What you should do:
Write out all of the lines below, exactly and completely.

Dataset content:
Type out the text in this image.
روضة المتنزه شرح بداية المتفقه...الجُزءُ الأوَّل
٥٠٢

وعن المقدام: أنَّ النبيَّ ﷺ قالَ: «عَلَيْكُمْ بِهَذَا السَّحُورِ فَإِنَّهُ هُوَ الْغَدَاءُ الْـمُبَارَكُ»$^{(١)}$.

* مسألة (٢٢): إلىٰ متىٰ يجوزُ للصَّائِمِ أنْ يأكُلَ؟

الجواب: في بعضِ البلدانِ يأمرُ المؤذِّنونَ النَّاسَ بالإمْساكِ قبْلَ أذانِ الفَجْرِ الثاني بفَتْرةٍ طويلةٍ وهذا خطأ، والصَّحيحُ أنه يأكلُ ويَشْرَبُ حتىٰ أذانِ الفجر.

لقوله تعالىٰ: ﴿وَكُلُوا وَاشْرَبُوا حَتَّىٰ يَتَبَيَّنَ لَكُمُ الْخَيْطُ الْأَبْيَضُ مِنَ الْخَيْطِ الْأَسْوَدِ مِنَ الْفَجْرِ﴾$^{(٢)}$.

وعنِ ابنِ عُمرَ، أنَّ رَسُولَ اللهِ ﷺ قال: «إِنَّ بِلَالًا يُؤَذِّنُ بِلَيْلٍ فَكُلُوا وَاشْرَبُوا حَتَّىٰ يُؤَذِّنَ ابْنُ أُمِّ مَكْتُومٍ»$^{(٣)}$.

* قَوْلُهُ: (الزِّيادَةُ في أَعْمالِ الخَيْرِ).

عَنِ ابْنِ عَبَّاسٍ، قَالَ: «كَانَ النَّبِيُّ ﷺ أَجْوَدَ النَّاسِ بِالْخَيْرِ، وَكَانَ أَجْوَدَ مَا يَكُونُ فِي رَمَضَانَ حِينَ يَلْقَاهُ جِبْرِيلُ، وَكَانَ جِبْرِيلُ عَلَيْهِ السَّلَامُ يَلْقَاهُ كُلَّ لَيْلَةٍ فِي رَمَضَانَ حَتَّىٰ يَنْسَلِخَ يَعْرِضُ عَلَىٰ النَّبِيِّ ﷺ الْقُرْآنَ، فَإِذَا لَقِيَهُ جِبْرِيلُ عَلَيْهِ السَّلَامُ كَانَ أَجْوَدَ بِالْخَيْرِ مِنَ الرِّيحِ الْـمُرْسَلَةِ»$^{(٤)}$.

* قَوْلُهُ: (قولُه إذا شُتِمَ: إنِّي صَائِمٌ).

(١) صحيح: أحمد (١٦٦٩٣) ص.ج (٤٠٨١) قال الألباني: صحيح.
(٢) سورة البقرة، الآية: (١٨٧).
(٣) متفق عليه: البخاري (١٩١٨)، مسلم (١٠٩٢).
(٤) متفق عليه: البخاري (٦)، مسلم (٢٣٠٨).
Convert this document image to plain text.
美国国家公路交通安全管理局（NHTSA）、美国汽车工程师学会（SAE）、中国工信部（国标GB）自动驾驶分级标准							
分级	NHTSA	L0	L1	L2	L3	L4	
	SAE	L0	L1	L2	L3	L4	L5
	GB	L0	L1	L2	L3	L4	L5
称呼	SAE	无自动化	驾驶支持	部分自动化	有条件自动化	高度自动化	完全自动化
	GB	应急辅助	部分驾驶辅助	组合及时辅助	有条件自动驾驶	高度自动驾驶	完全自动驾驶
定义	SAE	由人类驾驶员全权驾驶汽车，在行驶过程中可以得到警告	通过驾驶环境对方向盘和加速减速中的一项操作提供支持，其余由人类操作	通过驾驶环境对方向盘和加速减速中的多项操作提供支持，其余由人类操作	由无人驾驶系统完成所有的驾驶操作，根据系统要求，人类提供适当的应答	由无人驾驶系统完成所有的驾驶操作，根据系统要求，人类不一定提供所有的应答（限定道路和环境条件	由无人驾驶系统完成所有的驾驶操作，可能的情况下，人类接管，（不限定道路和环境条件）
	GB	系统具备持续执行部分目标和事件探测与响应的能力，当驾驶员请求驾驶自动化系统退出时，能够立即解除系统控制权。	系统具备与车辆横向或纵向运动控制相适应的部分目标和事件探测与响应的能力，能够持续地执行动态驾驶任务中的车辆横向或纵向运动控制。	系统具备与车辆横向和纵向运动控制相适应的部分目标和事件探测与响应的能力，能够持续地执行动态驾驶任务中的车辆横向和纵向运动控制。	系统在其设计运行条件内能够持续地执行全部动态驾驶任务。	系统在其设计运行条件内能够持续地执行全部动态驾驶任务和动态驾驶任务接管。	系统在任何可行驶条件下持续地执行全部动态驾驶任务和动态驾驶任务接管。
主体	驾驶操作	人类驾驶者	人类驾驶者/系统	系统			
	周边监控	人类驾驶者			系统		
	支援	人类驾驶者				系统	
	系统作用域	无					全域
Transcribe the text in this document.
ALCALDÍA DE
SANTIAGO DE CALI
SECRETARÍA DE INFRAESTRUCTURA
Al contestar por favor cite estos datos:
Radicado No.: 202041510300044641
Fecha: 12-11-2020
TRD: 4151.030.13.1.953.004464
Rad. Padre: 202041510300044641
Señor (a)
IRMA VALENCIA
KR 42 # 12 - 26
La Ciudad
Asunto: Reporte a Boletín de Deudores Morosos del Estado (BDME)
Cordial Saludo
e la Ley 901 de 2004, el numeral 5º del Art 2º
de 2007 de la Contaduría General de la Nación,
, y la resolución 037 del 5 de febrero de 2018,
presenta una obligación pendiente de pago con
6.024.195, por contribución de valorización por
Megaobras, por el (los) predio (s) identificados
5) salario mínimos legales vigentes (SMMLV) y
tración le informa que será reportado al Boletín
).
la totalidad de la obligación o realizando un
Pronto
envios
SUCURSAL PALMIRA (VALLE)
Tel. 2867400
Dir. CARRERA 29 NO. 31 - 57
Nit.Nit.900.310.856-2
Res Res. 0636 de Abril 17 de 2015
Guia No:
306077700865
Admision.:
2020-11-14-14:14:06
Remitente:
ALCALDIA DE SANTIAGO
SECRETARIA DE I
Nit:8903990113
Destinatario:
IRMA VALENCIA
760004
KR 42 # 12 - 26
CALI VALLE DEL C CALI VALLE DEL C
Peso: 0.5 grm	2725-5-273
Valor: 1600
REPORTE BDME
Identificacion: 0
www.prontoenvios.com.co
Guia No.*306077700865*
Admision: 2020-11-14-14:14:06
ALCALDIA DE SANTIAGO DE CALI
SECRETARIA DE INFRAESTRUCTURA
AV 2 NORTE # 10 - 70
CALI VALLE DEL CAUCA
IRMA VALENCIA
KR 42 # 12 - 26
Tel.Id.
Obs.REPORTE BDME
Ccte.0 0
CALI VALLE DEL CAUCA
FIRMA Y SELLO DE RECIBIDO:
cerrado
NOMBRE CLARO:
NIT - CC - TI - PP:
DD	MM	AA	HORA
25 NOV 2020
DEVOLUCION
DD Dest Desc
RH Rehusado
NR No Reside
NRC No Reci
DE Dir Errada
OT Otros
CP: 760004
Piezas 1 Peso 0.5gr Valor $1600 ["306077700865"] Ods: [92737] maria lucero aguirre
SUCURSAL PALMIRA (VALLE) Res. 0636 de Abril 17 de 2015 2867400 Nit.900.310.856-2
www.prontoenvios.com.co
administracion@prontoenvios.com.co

Answer for this exercise:
Type out the text in this image.
روضة المتنزه شرح بداية المتفقه...الجُزءُ الأوَّل
٥٠٢

وعن المقدام: أنَّ النبيَّ ﷺ قالَ: «عَلَيْكُمْ بِهَذَا السَّحُورِ فَإِنَّهُ هُوَ الْغَدَاءُ الْـمُبَارَكُ»$^{(١)}$.

* مسألة (٢٢): إلىٰ متىٰ يجوزُ للصَّائِمِ أنْ يأكُلَ؟

الجواب: في بعضِ البلدانِ يأمرُ المؤذِّنونَ النَّاسَ بالإمْساكِ قبْلَ أذانِ الفَجْرِ الثاني بفَتْرةٍ طويلةٍ وهذا خطأ، والصَّحيحُ أنه يأكلُ ويَشْرَبُ حتىٰ أذانِ الفجر.

لقوله تعالىٰ: ﴿وَكُلُوا وَاشْرَبُوا حَتَّىٰ يَتَبَيَّنَ لَكُمُ الْخَيْطُ الْأَبْيَضُ مِنَ الْخَيْطِ الْأَسْوَدِ مِنَ الْفَجْرِ﴾$^{(٢)}$.

وعنِ ابنِ عُمرَ، أنَّ رَسُولَ اللهِ ﷺ قال: «إِنَّ بِلَالًا يُؤَذِّنُ بِلَيْلٍ فَكُلُوا وَاشْرَبُوا حَتَّىٰ يُؤَذِّنَ ابْنُ أُمِّ مَكْتُومٍ»$^{(٣)}$.

* قَوْلُهُ: (الزِّيادَةُ في أَعْمالِ الخَيْرِ).

عَنِ ابْنِ عَبَّاسٍ، قَالَ: «كَانَ النَّبِيُّ ﷺ أَجْوَدَ النَّاسِ بِالْخَيْرِ، وَكَانَ أَجْوَدَ مَا يَكُونُ فِي رَمَضَانَ حِينَ يَلْقَاهُ جِبْرِيلُ، وَكَانَ جِبْرِيلُ عَلَيْهِ السَّلَامُ يَلْقَاهُ كُلَّ لَيْلَةٍ فِي رَمَضَانَ حَتَّىٰ يَنْسَلِخَ يَعْرِضُ عَلَىٰ النَّبِيِّ ﷺ الْقُرْآنَ، فَإِذَا لَقِيَهُ جِبْرِيلُ عَلَيْهِ السَّلَامُ كَانَ أَجْوَدَ بِالْخَيْرِ مِنَ الرِّيحِ الْـمُرْسَلَةِ»$^{(٤)}$.

* قَوْلُهُ: (قولُه إذا شُتِمَ: إنِّي صَائِمٌ).

(١) صحيح: أحمد (١٦٦٩٣) ص.ج (٤٠٨١) قال الألباني: صحيح.
(٢) سورة البقرة، الآية: (١٨٧).
(٣) متفق عليه: البخاري (١٩١٨)، مسلم (١٠٩٢).
(٤) متفق عليه: البخاري (٦)، مسلم (٢٣٠٨).
Convert this document image to plain text.
美国国家公路交通安全管理局（NHTSA）、美国汽车工程师学会（SAE）、中国工信部（国标GB）自动驾驶分级标准							
分级	NHTSA	L0	L1	L2	L3	L4	
	SAE	L0	L1	L2	L3	L4	L5
	GB	L0	L1	L2	L3	L4	L5
称呼	SAE	无自动化	驾驶支持	部分自动化	有条件自动化	高度自动化	完全自动化
	GB	应急辅助	部分驾驶辅助	组合及时辅助	有条件自动驾驶	高度自动驾驶	完全自动驾驶
定义	SAE	由人类驾驶员全权驾驶汽车，在行驶过程中可以得到警告	通过驾驶环境对方向盘和加速减速中的一项操作提供支持，其余由人类操作	通过驾驶环境对方向盘和加速减速中的多项操作提供支持，其余由人类操作	由无人驾驶系统完成所有的驾驶操作，根据系统要求，人类提供适当的应答	由无人驾驶系统完成所有的驾驶操作，根据系统要求，人类不一定提供所有的应答（限定道路和环境条件	由无人驾驶系统完成所有的驾驶操作，可能的情况下，人类接管，（不限定道路和环境条件）
	GB	系统具备持续执行部分目标和事件探测与响应的能力，当驾驶员请求驾驶自动化系统退出时，能够立即解除系统控制权。	系统具备与车辆横向或纵向运动控制相适应的部分目标和事件探测与响应的能力，能够持续地执行动态驾驶任务中的车辆横向或纵向运动控制。	系统具备与车辆横向和纵向运动控制相适应的部分目标和事件探测与响应的能力，能够持续地执行动态驾驶任务中的车辆横向和纵向运动控制。	系统在其设计运行条件内能够持续地执行全部动态驾驶任务。	系统在其设计运行条件内能够持续地执行全部动态驾驶任务和动态驾驶任务接管。	系统在任何可行驶条件下持续地执行全部动态驾驶任务和动态驾驶任务接管。
主体	驾驶操作	人类驾驶者	人类驾驶者/系统	系统			
	周边监控	人类驾驶者			系统		
	支援	人类驾驶者				系统	
	系统作用域	无					全域
Transcribe the text in this document.
ALCALDÍA DE
SANTIAGO DE CALI
SECRETARÍA DE INFRAESTRUCTURA
Al contestar por favor cite estos datos:
Radicado No.: 202041510300044641
Fecha: 12-11-2020
TRD: 4151.030.13.1.953.004464
Rad. Padre: 202041510300044641
Señor (a)
IRMA VALENCIA
KR 42 # 12 - 26
La Ciudad
Asunto: Reporte a Boletín de Deudores Morosos del Estado (BDME)
Cordial Saludo
e la Ley 901 de 2004, el numeral 5º del Art 2º
de 2007 de la Contaduría General de la Nación,
, y la resolución 037 del 5 de febrero de 2018,
presenta una obligación pendiente de pago con
6.024.195, por contribución de valorización por
Megaobras, por el (los) predio (s) identificados
5) salario mínimos legales vigentes (SMMLV) y
tración le informa que será reportado al Boletín
).
la totalidad de la obligación o realizando un
Pronto
envios
SUCURSAL PALMIRA (VALLE)
Tel. 2867400
Dir. CARRERA 29 NO. 31 - 57
Nit.Nit.900.310.856-2
Res Res. 0636 de Abril 17 de 2015
Guia No:
306077700865
Admision.:
2020-11-14-14:14:06
Remitente:
ALCALDIA DE SANTIAGO
SECRETARIA DE I
Nit:8903990113
Destinatario:
IRMA VALENCIA
760004
KR 42 # 12 - 26
CALI VALLE DEL C CALI VALLE DEL C
Peso: 0.5 grm	2725-5-273
Valor: 1600
REPORTE BDME
Identificacion: 0
www.prontoenvios.com.co
Guia No.*306077700865*
Admision: 2020-11-14-14:14:06
ALCALDIA DE SANTIAGO DE CALI
SECRETARIA DE INFRAESTRUCTURA
AV 2 NORTE # 10 - 70
CALI VALLE DEL CAUCA
IRMA VALENCIA
KR 42 # 12 - 26
Tel.Id.
Obs.REPORTE BDME
Ccte.0 0
CALI VALLE DEL CAUCA
FIRMA Y SELLO DE RECIBIDO:
cerrado
NOMBRE CLARO:
NIT - CC - TI - PP:
DD	MM	AA	HORA
25 NOV 2020
DEVOLUCION
DD Dest Desc
RH Rehusado
NR No Reside
NRC No Reci
DE Dir Errada
OT Otros
CP: 760004
Piezas 1 Peso 0.5gr Valor $1600 ["306077700865"] Ods: [92737] maria lucero aguirre
SUCURSAL PALMIRA (VALLE) Res. 0636 de Abril 17 de 2015 2867400 Nit.900.310.856-2
www.prontoenvios.com.co
administracion@prontoenvios.com.co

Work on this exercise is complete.